• **INSTRUCTION**
Reproduce every line of the material below word for word, omitting the picture.

┌─ INFORMATION GIVEN

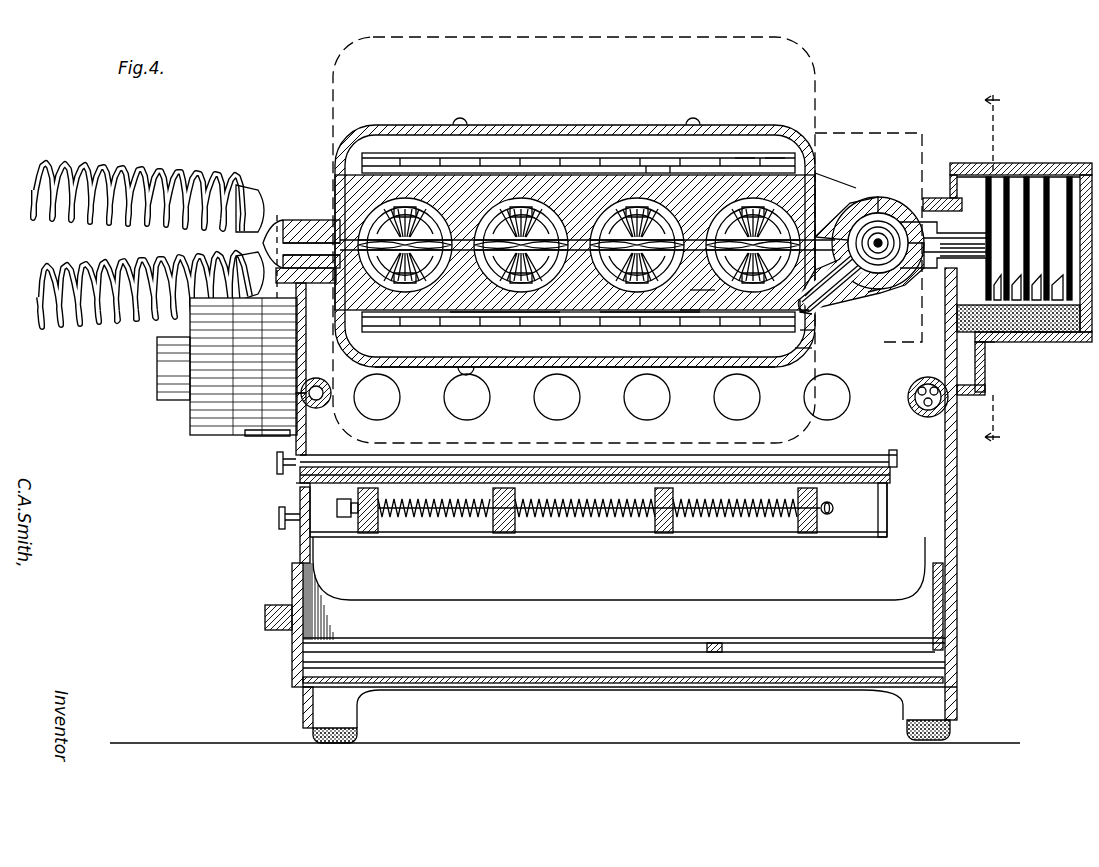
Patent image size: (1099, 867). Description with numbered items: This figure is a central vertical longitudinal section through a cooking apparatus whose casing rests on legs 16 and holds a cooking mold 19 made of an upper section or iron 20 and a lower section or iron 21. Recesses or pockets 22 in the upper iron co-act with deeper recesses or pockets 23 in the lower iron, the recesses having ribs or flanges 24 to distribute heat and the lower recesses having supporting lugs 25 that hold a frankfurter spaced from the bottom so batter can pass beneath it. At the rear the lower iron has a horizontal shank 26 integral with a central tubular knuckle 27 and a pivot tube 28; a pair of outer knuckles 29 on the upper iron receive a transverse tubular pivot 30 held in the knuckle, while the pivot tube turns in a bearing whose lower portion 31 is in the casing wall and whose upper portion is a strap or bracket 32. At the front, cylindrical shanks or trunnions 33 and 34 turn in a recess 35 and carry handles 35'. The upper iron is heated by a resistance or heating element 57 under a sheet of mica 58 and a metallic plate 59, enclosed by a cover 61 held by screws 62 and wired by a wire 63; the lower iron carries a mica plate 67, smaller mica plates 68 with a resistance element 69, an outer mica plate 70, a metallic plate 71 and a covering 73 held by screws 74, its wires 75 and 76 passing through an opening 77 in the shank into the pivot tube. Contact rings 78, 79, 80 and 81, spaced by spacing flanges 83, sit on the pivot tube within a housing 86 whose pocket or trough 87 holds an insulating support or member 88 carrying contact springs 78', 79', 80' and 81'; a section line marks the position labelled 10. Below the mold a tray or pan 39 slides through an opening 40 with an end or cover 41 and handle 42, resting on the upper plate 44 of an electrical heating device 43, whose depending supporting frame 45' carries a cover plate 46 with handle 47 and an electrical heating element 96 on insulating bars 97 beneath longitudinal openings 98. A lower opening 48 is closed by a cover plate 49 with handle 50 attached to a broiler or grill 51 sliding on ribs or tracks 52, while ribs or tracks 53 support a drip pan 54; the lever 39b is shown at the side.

The section line 10 is at (996, 269).
The legs 16 is at (907, 730).
The cooking mold 19 is at (326, 157).
The upper section or iron 20 is at (578, 125).
The lower section or iron 21 is at (600, 368).
The recesses or pockets 22 is at (420, 232).
The recesses or pockets 23 is at (418, 310).
The ribs or flanges 24 is at (540, 232).
The supporting lugs 25 is at (546, 326).
The horizontal shank 26 is at (855, 294).
The central tubular knuckle 27 is at (875, 205).
The pivot tube 28 is at (958, 222).
The outer knuckles 29 is at (856, 188).
The transverse tubular pivot 30 is at (890, 225).
The lower portion of bearing 31 is at (951, 275).
The strap or bracket 32 is at (935, 198).
The cylindrical shank or trunnion 33 is at (300, 225).
The cylindrical shank or trunnion 34 is at (312, 284).
The recess 35 is at (168, 343).
The handles 35' is at (148, 211).
The tray or pan 39 is at (696, 455).
The lever 39b is at (250, 437).
The opening 40 is at (307, 440).
The end or cover 41 is at (296, 472).
The handle 42 is at (277, 462).
The electrical heating device 43 is at (603, 530).
The upper plate 44 is at (745, 488).
The depending supporting frame 45' is at (855, 524).
The cover plate 46 is at (316, 540).
The handle 47 is at (279, 518).
The lower opening 48 is at (303, 705).
The cover plate 49 is at (292, 660).
The handle 50 is at (265, 620).
The broiler or grill 51 is at (525, 640).
The ribs or tracks 52 is at (458, 660).
The ribs or tracks 53 is at (580, 684).
The drip pan 54 is at (665, 690).
The resistance or heating element 57 is at (672, 170).
The sheet of mica 58 is at (773, 165).
The metallic plate 59 is at (742, 160).
The cover 61 is at (616, 158).
The screws 62 is at (693, 118).
The wire 63 is at (918, 282).
The mica plate 67 is at (805, 330).
The smaller mica plates 68 is at (800, 349).
The resistance element 69 is at (640, 326).
The outer mica plate 70 is at (737, 326).
The metallic plate 71 is at (707, 345).
The covering 73 is at (690, 350).
The screws 74 is at (472, 373).
The wire 75 is at (818, 292).
The wire 76 is at (815, 316).
The opening 77 is at (885, 290).
The contact ring 78 is at (1004, 221).
The contact ring 79 is at (1026, 223).
The contact ring 80 is at (1050, 218).
The contact ring 81 is at (1069, 223).
The contact spring 78' is at (980, 389).
The contact spring 79' is at (980, 238).
The contact spring 80' is at (1039, 379).
The contact spring 81' is at (1059, 372).
The spacing flanges 83 is at (988, 178).
The housing 86 is at (1065, 336).
The pocket or trough 87 is at (997, 340).
The insulating support or member 88 is at (1018, 340).
The electrical heating element 96 is at (712, 519).
The insulating bars 97 is at (662, 534).
The longitudinal openings 98 is at (757, 410).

└─

• **SOLUTION**
Patent image size: (1099, 867). Description with numbered items: This figure is a central vertical longitudinal section through a cooking apparatus whose casing rests on legs 16 and holds a cooking mold 19 made of an upper section or iron 20 and a lower section or iron 21. Recesses or pockets 22 in the upper iron co-act with deeper recesses or pockets 23 in the lower iron, the recesses having ribs or flanges 24 to distribute heat and the lower recesses having supporting lugs 25 that hold a frankfurter spaced from the bottom so batter can pass beneath it. At the rear the lower iron has a horizontal shank 26 integral with a central tubular knuckle 27 and a pivot tube 28; a pair of outer knuckles 29 on the upper iron receive a transverse tubular pivot 30 held in the knuckle, while the pivot tube turns in a bearing whose lower portion 31 is in the casing wall and whose upper portion is a strap or bracket 32. At the front, cylindrical shanks or trunnions 33 and 34 turn in a recess 35 and carry handles 35'. The upper iron is heated by a resistance or heating element 57 under a sheet of mica 58 and a metallic plate 59, enclosed by a cover 61 held by screws 62 and wired by a wire 63; the lower iron carries a mica plate 67, smaller mica plates 68 with a resistance element 69, an outer mica plate 70, a metallic plate 71 and a covering 73 held by screws 74, its wires 75 and 76 passing through an opening 77 in the shank into the pivot tube. Contact rings 78, 79, 80 and 81, spaced by spacing flanges 83, sit on the pivot tube within a housing 86 whose pocket or trough 87 holds an insulating support or member 88 carrying contact springs 78', 79', 80' and 81'; a section line marks the position labelled 10. Below the mold a tray or pan 39 slides through an opening 40 with an end or cover 41 and handle 42, resting on the upper plate 44 of an electrical heating device 43, whose depending supporting frame 45' carries a cover plate 46 with handle 47 and an electrical heating element 96 on insulating bars 97 beneath longitudinal openings 98. A lower opening 48 is closed by a cover plate 49 with handle 50 attached to a broiler or grill 51 sliding on ribs or tracks 52, while ribs or tracks 53 support a drip pan 54; the lever 39b is shown at the side.

The section line 10 is at (996, 269).
The legs 16 is at (907, 730).
The cooking mold 19 is at (326, 157).
The upper section or iron 20 is at (578, 125).
The lower section or iron 21 is at (600, 368).
The recesses or pockets 22 is at (420, 232).
The recesses or pockets 23 is at (418, 310).
The ribs or flanges 24 is at (540, 232).
The supporting lugs 25 is at (546, 326).
The horizontal shank 26 is at (855, 294).
The central tubular knuckle 27 is at (875, 205).
The pivot tube 28 is at (958, 222).
The outer knuckles 29 is at (856, 188).
The transverse tubular pivot 30 is at (890, 225).
The lower portion of bearing 31 is at (951, 275).
The strap or bracket 32 is at (935, 198).
The cylindrical shank or trunnion 33 is at (300, 225).
The cylindrical shank or trunnion 34 is at (312, 284).
The recess 35 is at (168, 343).
The handles 35' is at (148, 211).
The tray or pan 39 is at (696, 455).
The lever 39b is at (250, 437).
The opening 40 is at (307, 440).
The end or cover 41 is at (296, 472).
The handle 42 is at (277, 462).
The electrical heating device 43 is at (603, 530).
The upper plate 44 is at (745, 488).
The depending supporting frame 45' is at (855, 524).
The cover plate 46 is at (316, 540).
The handle 47 is at (279, 518).
The lower opening 48 is at (303, 705).
The cover plate 49 is at (292, 660).
The handle 50 is at (265, 620).
The broiler or grill 51 is at (525, 640).
The ribs or tracks 52 is at (458, 660).
The ribs or tracks 53 is at (580, 684).
The drip pan 54 is at (665, 690).
The resistance or heating element 57 is at (672, 170).
The sheet of mica 58 is at (773, 165).
The metallic plate 59 is at (742, 160).
The cover 61 is at (616, 158).
The screws 62 is at (693, 118).
The wire 63 is at (918, 282).
The mica plate 67 is at (805, 330).
The smaller mica plates 68 is at (800, 349).
The resistance element 69 is at (640, 326).
The outer mica plate 70 is at (737, 326).
The metallic plate 71 is at (707, 345).
The covering 73 is at (690, 350).
The screws 74 is at (472, 373).
The wire 75 is at (818, 292).
The wire 76 is at (815, 316).
The opening 77 is at (885, 290).
The contact ring 78 is at (1004, 221).
The contact ring 79 is at (1026, 223).
The contact ring 80 is at (1050, 218).
The contact ring 81 is at (1069, 223).
The contact spring 78' is at (980, 389).
The contact spring 79' is at (980, 238).
The contact spring 80' is at (1039, 379).
The contact spring 81' is at (1059, 372).
The spacing flanges 83 is at (988, 178).
The housing 86 is at (1065, 336).
The pocket or trough 87 is at (997, 340).
The insulating support or member 88 is at (1018, 340).
The electrical heating element 96 is at (712, 519).
The insulating bars 97 is at (662, 534).
The longitudinal openings 98 is at (757, 410).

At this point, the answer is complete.